= What to do =
Every record must be repeated exactly; omit any pictures they contain.

-- begin Records for processing --

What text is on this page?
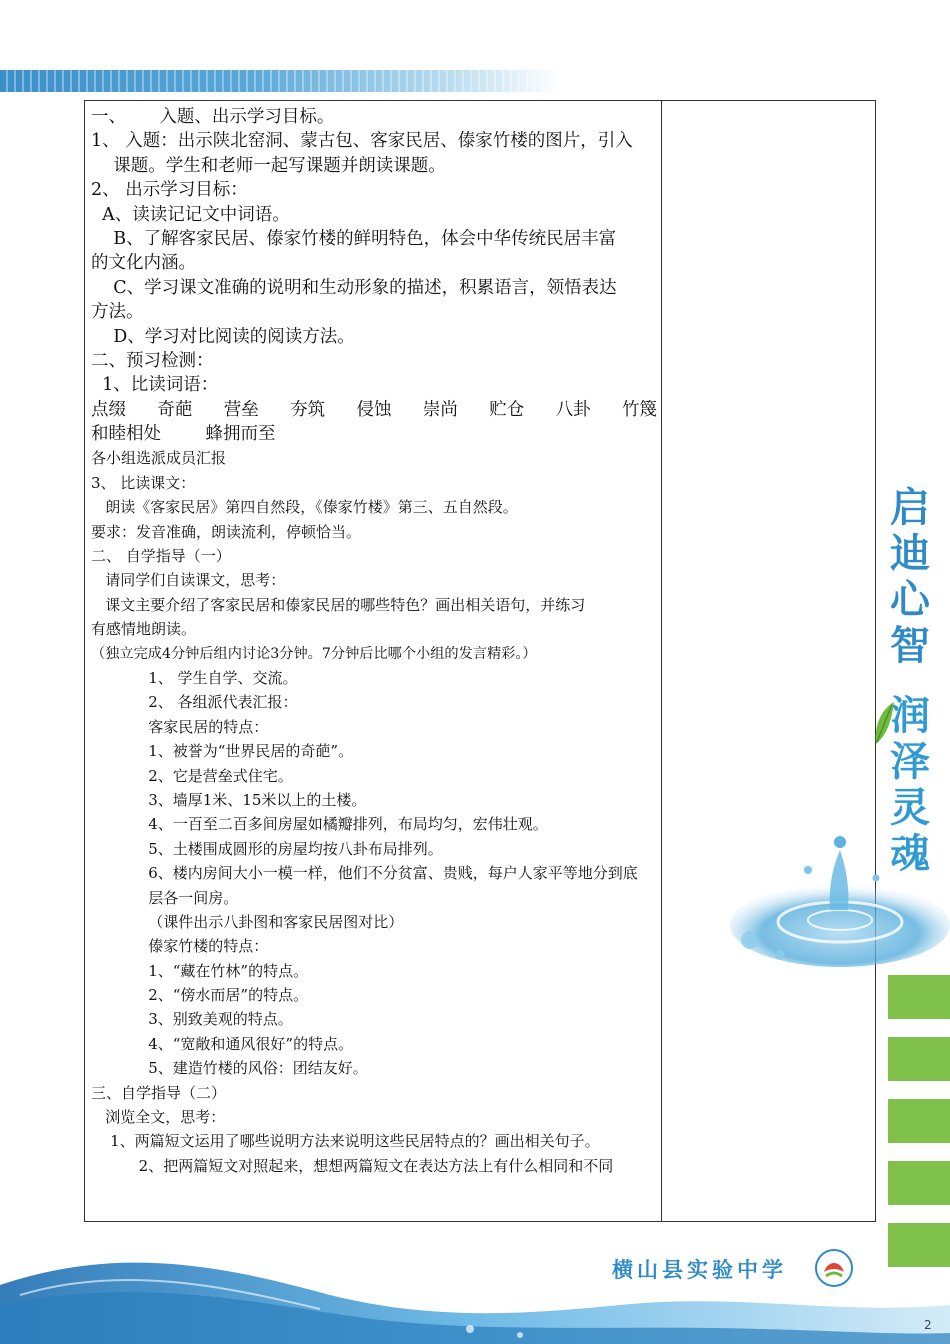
一、      入题、出示学习目标。
1、 入题：出示陕北窑洞、蒙古包、客家民居、傣家竹楼的图片，引入
课题。学生和老师一起写课题并朗读课题。
2、 出示学习目标：
A、读读记记文中词语。
B、了解客家民居、傣家竹楼的鲜明特色，体会中华传统民居丰富
的文化内涵。
C、学习课文准确的说明和生动形象的描述，积累语言，领悟表达
方法。
D、学习对比阅读的阅读方法。
二、预习检测：
1、比读词语：
点缀 奇葩 营垒 夯筑 侵蚀 崇尚 贮仓 八卦 竹篾
和睦相处        蜂拥而至
各小组选派成员汇报
3、 比读课文：
朗读《客家民居》第四自然段，《傣家竹楼》第三、五自然段。
要求：发音准确，朗读流利，停顿恰当。
二、 自学指导（一）
请同学们自读课文，思考：
课文主要介绍了客家民居和傣家民居的哪些特色？画出相关语句，并练习
有感情地朗读。
（独立完成4分钟后组内讨论3分钟。7分钟后比哪个小组的发言精彩。）
1、 学生自学、交流。
2、 各组派代表汇报：
客家民居的特点：
1、被誉为“世界民居的奇葩”。
2、它是营垒式住宅。
3、墙厚1米、15米以上的土楼。
4、一百至二百多间房屋如橘瓣排列，布局均匀，宏伟壮观。
5、土楼围成圆形的房屋均按八卦布局排列。
6、楼内房间大小一模一样，他们不分贫富、贵贱，每户人家平等地分到底
层各一间房。
（课件出示八卦图和客家民居图对比）
傣家竹楼的特点：
1、“藏在竹林”的特点。
2、“傍水而居”的特点。
3、别致美观的特点。
4、“宽敞和通风很好”的特点。
5、建造竹楼的风俗：团结友好。
三、自学指导（二）
浏览全文，思考：
1、两篇短文运用了哪些说明方法来说明这些民居特点的？画出相关句子。
2、把两篇短文对照起来，想想两篇短文在表达方法上有什么相同和不同
启
迪
心
智
润
泽
灵
魂
横山县实验中学
2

-- end Records for processing --

= Task result =
What text is on this page?
一、      入题、出示学习目标。
1、 入题：出示陕北窑洞、蒙古包、客家民居、傣家竹楼的图片，引入
课题。学生和老师一起写课题并朗读课题。
2、 出示学习目标：
A、读读记记文中词语。
B、了解客家民居、傣家竹楼的鲜明特色，体会中华传统民居丰富
的文化内涵。
C、学习课文准确的说明和生动形象的描述，积累语言，领悟表达
方法。
D、学习对比阅读的阅读方法。
二、预习检测：
1、比读词语：
点缀 奇葩 营垒 夯筑 侵蚀 崇尚 贮仓 八卦 竹篾
和睦相处        蜂拥而至
各小组选派成员汇报
3、 比读课文：
朗读《客家民居》第四自然段，《傣家竹楼》第三、五自然段。
要求：发音准确，朗读流利，停顿恰当。
二、 自学指导（一）
请同学们自读课文，思考：
课文主要介绍了客家民居和傣家民居的哪些特色？画出相关语句，并练习
有感情地朗读。
（独立完成4分钟后组内讨论3分钟。7分钟后比哪个小组的发言精彩。）
1、 学生自学、交流。
2、 各组派代表汇报：
客家民居的特点：
1、被誉为“世界民居的奇葩”。
2、它是营垒式住宅。
3、墙厚1米、15米以上的土楼。
4、一百至二百多间房屋如橘瓣排列，布局均匀，宏伟壮观。
5、土楼围成圆形的房屋均按八卦布局排列。
6、楼内房间大小一模一样，他们不分贫富、贵贱，每户人家平等地分到底
层各一间房。
（课件出示八卦图和客家民居图对比）
傣家竹楼的特点：
1、“藏在竹林”的特点。
2、“傍水而居”的特点。
3、别致美观的特点。
4、“宽敞和通风很好”的特点。
5、建造竹楼的风俗：团结友好。
三、自学指导（二）
浏览全文，思考：
1、两篇短文运用了哪些说明方法来说明这些民居特点的？画出相关句子。
2、把两篇短文对照起来，想想两篇短文在表达方法上有什么相同和不同
启
迪
心
智
润
泽
灵
魂
横山县实验中学
2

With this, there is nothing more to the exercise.